Stated exercise :: Read through the data and report every line in which the word "Fraction" occurs.

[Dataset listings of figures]
## start

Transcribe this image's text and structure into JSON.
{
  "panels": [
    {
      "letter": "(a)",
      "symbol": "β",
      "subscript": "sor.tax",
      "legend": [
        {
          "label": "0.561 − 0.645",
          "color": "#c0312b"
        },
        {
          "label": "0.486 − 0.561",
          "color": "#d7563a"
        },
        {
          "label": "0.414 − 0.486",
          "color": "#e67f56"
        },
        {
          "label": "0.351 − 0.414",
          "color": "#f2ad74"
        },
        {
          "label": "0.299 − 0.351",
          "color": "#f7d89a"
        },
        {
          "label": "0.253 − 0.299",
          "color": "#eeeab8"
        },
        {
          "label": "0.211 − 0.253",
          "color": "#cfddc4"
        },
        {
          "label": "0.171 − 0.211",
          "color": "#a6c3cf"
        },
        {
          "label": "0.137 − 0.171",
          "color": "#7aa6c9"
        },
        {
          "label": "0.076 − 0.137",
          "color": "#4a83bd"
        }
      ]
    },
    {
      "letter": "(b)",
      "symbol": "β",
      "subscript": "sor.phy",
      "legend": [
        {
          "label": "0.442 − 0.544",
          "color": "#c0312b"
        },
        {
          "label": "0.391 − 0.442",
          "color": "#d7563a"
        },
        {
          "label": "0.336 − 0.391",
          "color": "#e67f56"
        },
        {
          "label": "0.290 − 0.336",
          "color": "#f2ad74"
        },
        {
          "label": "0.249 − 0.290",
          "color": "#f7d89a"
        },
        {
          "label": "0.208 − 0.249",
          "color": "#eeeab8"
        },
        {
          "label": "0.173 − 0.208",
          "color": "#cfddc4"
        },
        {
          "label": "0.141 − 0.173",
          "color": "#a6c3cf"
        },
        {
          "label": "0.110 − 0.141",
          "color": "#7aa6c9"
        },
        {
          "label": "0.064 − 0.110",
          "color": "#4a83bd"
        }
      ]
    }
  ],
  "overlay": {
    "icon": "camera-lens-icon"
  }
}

## end
## start

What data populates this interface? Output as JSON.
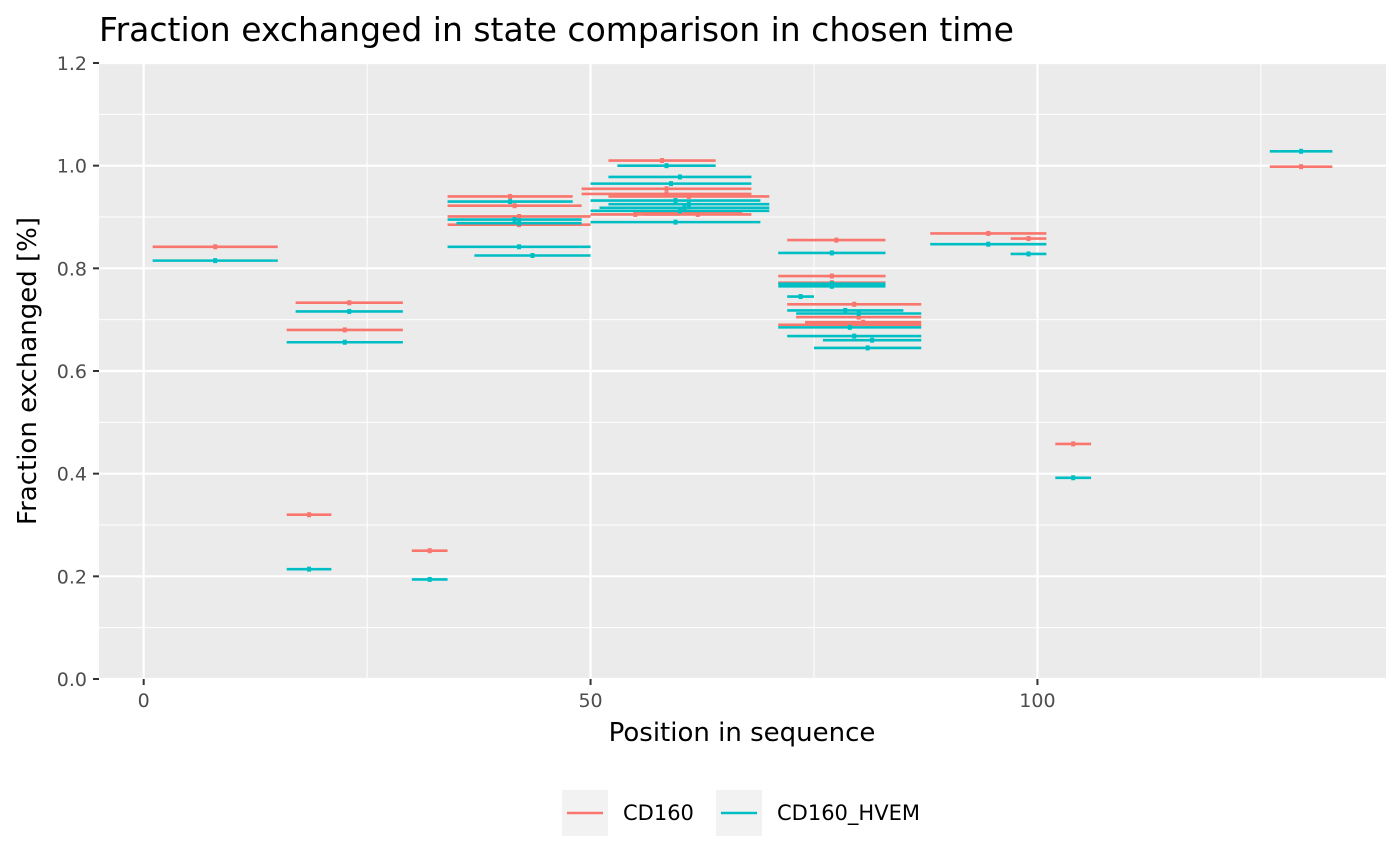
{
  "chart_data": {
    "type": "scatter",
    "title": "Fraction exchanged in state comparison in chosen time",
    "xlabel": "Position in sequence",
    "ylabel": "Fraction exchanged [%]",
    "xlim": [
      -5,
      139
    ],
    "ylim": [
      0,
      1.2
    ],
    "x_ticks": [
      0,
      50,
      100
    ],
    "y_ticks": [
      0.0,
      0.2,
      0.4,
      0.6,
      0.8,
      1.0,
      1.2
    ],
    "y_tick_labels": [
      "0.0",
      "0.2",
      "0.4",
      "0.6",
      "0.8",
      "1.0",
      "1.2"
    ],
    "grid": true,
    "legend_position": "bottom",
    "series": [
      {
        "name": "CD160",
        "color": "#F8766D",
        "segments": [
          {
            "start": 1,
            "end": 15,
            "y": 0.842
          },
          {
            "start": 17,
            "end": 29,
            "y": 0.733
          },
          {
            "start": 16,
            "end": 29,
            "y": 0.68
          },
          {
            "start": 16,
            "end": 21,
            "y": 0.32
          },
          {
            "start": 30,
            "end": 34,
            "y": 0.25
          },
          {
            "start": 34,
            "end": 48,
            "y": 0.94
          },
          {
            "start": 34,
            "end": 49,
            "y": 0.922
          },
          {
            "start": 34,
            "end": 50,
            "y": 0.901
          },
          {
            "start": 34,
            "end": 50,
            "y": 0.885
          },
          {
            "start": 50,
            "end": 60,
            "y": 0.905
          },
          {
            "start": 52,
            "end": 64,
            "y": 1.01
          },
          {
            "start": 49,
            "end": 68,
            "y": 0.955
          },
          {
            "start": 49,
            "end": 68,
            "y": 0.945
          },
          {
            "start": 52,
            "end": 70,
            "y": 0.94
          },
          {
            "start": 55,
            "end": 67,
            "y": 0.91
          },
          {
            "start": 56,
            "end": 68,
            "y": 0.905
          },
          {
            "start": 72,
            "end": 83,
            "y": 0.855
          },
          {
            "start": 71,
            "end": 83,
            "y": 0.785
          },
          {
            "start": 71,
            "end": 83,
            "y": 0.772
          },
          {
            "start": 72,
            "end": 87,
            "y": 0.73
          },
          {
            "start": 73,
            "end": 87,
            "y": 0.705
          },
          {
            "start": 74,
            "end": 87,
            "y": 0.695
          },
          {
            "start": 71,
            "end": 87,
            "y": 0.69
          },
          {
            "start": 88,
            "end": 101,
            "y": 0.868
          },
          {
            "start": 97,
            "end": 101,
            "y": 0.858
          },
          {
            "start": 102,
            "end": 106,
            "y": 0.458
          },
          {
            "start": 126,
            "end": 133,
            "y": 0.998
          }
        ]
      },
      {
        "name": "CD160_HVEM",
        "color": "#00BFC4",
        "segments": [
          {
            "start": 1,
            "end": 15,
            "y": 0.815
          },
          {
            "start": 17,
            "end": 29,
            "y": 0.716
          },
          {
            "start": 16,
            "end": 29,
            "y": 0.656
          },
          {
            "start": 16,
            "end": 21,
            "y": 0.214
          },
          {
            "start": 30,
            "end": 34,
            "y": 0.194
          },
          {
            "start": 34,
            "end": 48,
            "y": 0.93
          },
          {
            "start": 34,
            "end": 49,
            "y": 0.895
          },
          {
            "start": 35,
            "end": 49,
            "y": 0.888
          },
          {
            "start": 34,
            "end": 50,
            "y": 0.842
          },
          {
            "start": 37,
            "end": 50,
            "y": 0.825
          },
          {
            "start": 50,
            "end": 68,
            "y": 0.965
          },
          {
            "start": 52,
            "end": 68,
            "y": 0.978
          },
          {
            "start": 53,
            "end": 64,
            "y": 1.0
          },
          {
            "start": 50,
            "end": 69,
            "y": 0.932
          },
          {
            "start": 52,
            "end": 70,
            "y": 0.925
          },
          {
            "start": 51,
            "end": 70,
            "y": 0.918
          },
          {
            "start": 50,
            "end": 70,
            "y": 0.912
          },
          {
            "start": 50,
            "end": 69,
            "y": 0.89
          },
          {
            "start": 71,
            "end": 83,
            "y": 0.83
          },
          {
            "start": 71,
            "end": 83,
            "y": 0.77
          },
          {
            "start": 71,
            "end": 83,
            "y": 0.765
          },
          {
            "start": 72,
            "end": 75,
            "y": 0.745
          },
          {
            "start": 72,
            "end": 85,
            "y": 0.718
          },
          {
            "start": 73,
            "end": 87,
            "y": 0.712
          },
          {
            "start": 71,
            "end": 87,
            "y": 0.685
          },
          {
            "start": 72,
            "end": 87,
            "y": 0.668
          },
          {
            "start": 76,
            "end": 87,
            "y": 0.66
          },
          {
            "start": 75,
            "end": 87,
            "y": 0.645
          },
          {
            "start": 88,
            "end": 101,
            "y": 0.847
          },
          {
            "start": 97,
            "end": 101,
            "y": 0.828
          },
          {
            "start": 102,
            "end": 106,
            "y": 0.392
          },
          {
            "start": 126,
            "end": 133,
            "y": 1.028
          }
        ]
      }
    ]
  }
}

## end
## start

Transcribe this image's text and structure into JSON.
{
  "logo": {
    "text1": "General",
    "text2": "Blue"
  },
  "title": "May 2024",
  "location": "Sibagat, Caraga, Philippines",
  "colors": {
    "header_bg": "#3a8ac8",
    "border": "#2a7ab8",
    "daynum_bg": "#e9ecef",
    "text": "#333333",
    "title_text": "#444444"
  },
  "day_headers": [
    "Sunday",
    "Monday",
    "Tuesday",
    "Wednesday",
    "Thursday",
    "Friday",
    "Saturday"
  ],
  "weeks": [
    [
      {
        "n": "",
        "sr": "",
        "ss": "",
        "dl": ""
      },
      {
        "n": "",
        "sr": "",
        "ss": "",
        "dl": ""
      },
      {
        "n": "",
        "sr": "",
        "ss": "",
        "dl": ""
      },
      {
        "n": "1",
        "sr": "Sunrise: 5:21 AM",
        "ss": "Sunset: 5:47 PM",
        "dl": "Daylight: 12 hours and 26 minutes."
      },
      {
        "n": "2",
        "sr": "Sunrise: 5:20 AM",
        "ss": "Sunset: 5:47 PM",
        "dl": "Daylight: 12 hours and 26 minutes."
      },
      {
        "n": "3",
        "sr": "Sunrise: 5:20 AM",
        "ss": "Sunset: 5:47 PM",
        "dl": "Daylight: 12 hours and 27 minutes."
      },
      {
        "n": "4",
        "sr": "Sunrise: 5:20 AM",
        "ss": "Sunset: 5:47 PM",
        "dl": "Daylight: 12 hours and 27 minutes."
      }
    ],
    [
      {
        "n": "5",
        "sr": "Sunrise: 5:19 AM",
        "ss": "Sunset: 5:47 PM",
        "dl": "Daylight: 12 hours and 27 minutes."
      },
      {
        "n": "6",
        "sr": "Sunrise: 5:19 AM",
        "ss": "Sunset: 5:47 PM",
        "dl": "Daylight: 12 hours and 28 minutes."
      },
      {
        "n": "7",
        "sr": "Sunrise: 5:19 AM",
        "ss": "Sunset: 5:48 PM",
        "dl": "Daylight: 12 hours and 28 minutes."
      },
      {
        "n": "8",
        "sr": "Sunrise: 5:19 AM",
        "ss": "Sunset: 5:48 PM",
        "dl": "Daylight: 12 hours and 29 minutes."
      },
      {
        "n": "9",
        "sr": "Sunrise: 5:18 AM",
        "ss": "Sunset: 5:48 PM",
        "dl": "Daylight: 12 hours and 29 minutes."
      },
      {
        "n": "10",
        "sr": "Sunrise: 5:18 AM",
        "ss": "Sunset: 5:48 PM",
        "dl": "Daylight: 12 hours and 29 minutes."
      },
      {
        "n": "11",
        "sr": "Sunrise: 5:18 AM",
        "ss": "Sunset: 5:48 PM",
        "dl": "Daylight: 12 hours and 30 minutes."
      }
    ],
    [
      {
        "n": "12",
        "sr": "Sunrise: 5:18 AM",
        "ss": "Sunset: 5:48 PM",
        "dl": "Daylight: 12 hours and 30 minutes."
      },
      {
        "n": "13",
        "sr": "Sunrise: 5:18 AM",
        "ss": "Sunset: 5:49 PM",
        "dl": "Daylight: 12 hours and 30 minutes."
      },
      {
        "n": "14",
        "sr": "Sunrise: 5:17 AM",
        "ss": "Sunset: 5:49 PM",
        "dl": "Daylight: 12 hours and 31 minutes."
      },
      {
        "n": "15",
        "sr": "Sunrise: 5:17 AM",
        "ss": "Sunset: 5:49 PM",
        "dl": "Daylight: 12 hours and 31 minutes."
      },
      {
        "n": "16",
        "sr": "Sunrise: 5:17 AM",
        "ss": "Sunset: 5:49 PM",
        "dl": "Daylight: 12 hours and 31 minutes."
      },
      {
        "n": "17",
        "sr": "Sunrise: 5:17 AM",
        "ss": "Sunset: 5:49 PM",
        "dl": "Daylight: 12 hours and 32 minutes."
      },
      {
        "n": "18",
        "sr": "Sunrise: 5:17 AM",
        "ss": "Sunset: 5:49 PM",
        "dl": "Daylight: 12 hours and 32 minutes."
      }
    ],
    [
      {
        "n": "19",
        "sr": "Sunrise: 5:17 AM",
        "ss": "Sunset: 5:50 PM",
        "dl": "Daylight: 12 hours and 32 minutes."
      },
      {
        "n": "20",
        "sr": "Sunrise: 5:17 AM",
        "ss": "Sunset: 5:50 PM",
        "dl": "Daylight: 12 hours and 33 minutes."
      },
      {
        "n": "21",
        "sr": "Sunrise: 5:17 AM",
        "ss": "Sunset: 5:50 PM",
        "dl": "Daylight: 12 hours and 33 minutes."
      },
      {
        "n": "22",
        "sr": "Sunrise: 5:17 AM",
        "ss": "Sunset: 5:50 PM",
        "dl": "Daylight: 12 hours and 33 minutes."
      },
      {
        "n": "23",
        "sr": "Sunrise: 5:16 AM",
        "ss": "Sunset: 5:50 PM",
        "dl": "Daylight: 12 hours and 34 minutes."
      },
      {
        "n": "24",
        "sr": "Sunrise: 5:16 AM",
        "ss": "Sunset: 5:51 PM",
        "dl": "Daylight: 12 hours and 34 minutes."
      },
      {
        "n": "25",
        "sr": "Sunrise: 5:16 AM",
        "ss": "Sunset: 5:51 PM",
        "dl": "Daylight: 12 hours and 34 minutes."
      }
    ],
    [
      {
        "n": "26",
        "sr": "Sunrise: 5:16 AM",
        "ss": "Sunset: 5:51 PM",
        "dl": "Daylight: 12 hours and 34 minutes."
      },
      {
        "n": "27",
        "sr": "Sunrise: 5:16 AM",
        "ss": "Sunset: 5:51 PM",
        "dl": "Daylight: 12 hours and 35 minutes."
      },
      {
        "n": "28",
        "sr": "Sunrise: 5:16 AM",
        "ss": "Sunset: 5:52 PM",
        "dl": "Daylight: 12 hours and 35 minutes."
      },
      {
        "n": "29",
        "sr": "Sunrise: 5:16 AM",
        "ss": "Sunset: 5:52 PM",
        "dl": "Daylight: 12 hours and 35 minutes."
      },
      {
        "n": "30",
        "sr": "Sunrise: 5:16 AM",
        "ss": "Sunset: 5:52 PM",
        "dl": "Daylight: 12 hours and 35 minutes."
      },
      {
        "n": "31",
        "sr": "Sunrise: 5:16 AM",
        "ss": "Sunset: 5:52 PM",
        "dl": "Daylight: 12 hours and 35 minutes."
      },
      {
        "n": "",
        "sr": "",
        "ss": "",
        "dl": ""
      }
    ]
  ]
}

## end

Output ::
    "title": "Fraction exchanged in state comparison in chosen time",
    "ylabel": "Fraction exchanged [%]",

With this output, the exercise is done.